>>>>
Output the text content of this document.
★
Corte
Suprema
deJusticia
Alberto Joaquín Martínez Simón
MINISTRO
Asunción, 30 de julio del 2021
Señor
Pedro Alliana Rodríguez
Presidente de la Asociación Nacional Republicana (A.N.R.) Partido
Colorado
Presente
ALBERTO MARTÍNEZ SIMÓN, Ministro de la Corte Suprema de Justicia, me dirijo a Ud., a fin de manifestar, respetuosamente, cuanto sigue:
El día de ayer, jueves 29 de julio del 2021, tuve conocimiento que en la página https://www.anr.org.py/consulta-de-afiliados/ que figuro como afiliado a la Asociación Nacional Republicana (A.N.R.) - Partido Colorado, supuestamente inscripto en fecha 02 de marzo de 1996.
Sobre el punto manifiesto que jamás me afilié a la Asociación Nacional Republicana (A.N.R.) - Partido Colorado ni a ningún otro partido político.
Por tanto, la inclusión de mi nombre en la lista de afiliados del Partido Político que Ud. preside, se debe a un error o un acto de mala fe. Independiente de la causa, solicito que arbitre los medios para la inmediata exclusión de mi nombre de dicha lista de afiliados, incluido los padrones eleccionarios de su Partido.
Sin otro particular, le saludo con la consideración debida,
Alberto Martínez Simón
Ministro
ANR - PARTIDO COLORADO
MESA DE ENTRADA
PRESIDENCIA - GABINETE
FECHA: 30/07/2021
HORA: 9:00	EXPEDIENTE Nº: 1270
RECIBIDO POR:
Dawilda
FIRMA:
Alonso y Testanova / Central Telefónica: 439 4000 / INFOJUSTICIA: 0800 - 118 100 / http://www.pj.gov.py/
<<<<
Reproduce the records above exactly.

Output the text content of this document.
★
Corte
Suprema
deJusticia
Alberto Joaquín Martínez Simón
MINISTRO
Asunción, 30 de julio del 2021
Señor
Pedro Alliana Rodríguez
Presidente de la Asociación Nacional Republicana (A.N.R.) Partido
Colorado
Presente
ALBERTO MARTÍNEZ SIMÓN, Ministro de la Corte Suprema de Justicia, me dirijo a Ud., a fin de manifestar, respetuosamente, cuanto sigue:
El día de ayer, jueves 29 de julio del 2021, tuve conocimiento que en la página https://www.anr.org.py/consulta-de-afiliados/ que figuro como afiliado a la Asociación Nacional Republicana (A.N.R.) - Partido Colorado, supuestamente inscripto en fecha 02 de marzo de 1996.
Sobre el punto manifiesto que jamás me afilié a la Asociación Nacional Republicana (A.N.R.) - Partido Colorado ni a ningún otro partido político.
Por tanto, la inclusión de mi nombre en la lista de afiliados del Partido Político que Ud. preside, se debe a un error o un acto de mala fe. Independiente de la causa, solicito que arbitre los medios para la inmediata exclusión de mi nombre de dicha lista de afiliados, incluido los padrones eleccionarios de su Partido.
Sin otro particular, le saludo con la consideración debida,
Alberto Martínez Simón
Ministro
ANR - PARTIDO COLORADO
MESA DE ENTRADA
PRESIDENCIA - GABINETE
FECHA: 30/07/2021
HORA: 9:00	EXPEDIENTE Nº: 1270
RECIBIDO POR:
Dawilda
FIRMA:
Alonso y Testanova / Central Telefónica: 439 4000 / INFOJUSTICIA: 0800 - 118 100 / http://www.pj.gov.py/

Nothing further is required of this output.